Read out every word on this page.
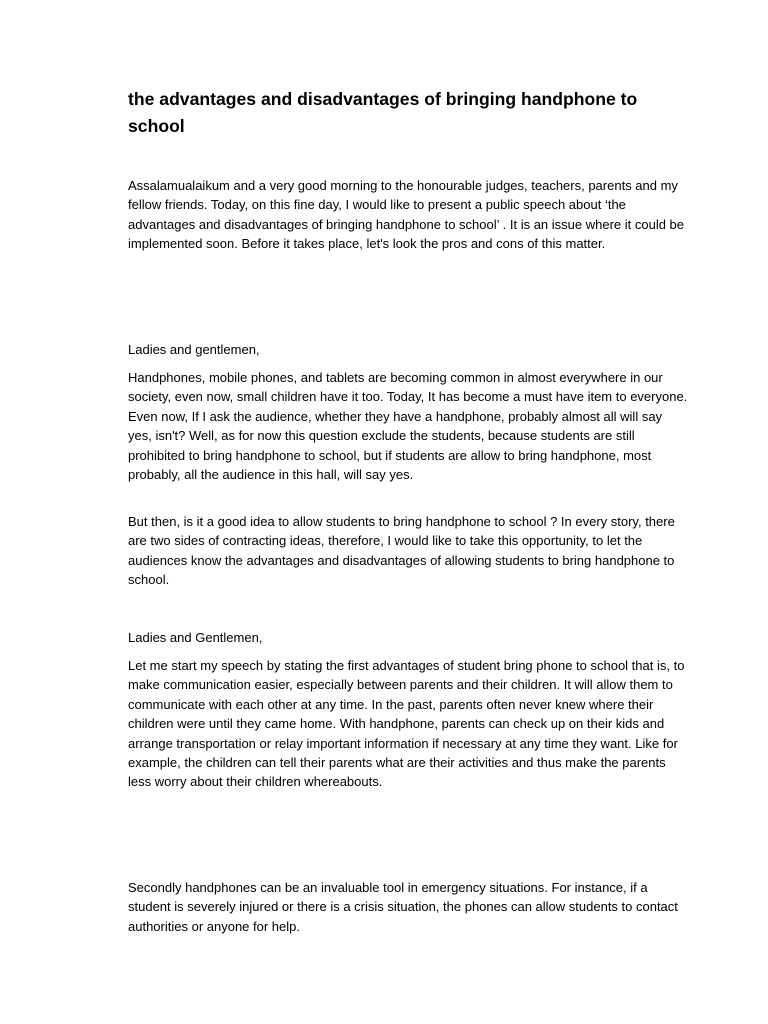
the advantages and disadvantages of bringing handphone to school

Assalamualaikum and a very good morning to the honourable judges, teachers, parents and my fellow friends. Today, on this fine day, I would like to present a public speech about ‘the advantages and disadvantages of bringing handphone to school’ . It is an issue where it could be implemented soon. Before it takes place, let's look the pros and cons of this matter.

Ladies and gentlemen,

Handphones, mobile phones, and tablets are becoming common in almost everywhere in our society, even now, small children have it too. Today, It has become a must have item to everyone. Even now, If I ask the audience, whether they have a handphone, probably almost all will say yes, isn't? Well, as for now this question exclude the students, because students are still prohibited to bring handphone to school, but if students are allow to bring handphone, most probably, all the audience in this hall, will say yes.

But then, is it a good idea to allow students to bring handphone to school ? In every story, there are two sides of contracting ideas, therefore, I would like to take this opportunity, to let the audiences know the advantages and disadvantages of allowing students to bring handphone to school.

Ladies and Gentlemen,

Let me start my speech by stating the first advantages of student bring phone to school that is, to make communication easier, especially between parents and their children. It will allow them to communicate with each other at any time. In the past, parents often never knew where their children were until they came home. With handphone, parents can check up on their kids and arrange transportation or relay important information if necessary at any time they want. Like for example, the children can tell their parents what are their activities and thus make the parents less worry about their children whereabouts.

Secondly handphones can be an invaluable tool in emergency situations. For instance, if a student is severely injured or there is a crisis situation, the phones can allow students to contact authorities or anyone for help.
======
## Description of the task
Reproduce the records, all of them, word for word; omit the pictures.

## Exercise result
Read out every word on this page.
the advantages and disadvantages of bringing handphone to school

Assalamualaikum and a very good morning to the honourable judges, teachers, parents and my fellow friends. Today, on this fine day, I would like to present a public speech about ‘the advantages and disadvantages of bringing handphone to school’ . It is an issue where it could be implemented soon. Before it takes place, let's look the pros and cons of this matter.

Ladies and gentlemen,

Handphones, mobile phones, and tablets are becoming common in almost everywhere in our society, even now, small children have it too. Today, It has become a must have item to everyone. Even now, If I ask the audience, whether they have a handphone, probably almost all will say yes, isn't? Well, as for now this question exclude the students, because students are still prohibited to bring handphone to school, but if students are allow to bring handphone, most probably, all the audience in this hall, will say yes.

But then, is it a good idea to allow students to bring handphone to school ? In every story, there are two sides of contracting ideas, therefore, I would like to take this opportunity, to let the audiences know the advantages and disadvantages of allowing students to bring handphone to school.

Ladies and Gentlemen,

Let me start my speech by stating the first advantages of student bring phone to school that is, to make communication easier, especially between parents and their children. It will allow them to communicate with each other at any time. In the past, parents often never knew where their children were until they came home. With handphone, parents can check up on their kids and arrange transportation or relay important information if necessary at any time they want. Like for example, the children can tell their parents what are their activities and thus make the parents less worry about their children whereabouts.

Secondly handphones can be an invaluable tool in emergency situations. For instance, if a student is severely injured or there is a crisis situation, the phones can allow students to contact authorities or anyone for help.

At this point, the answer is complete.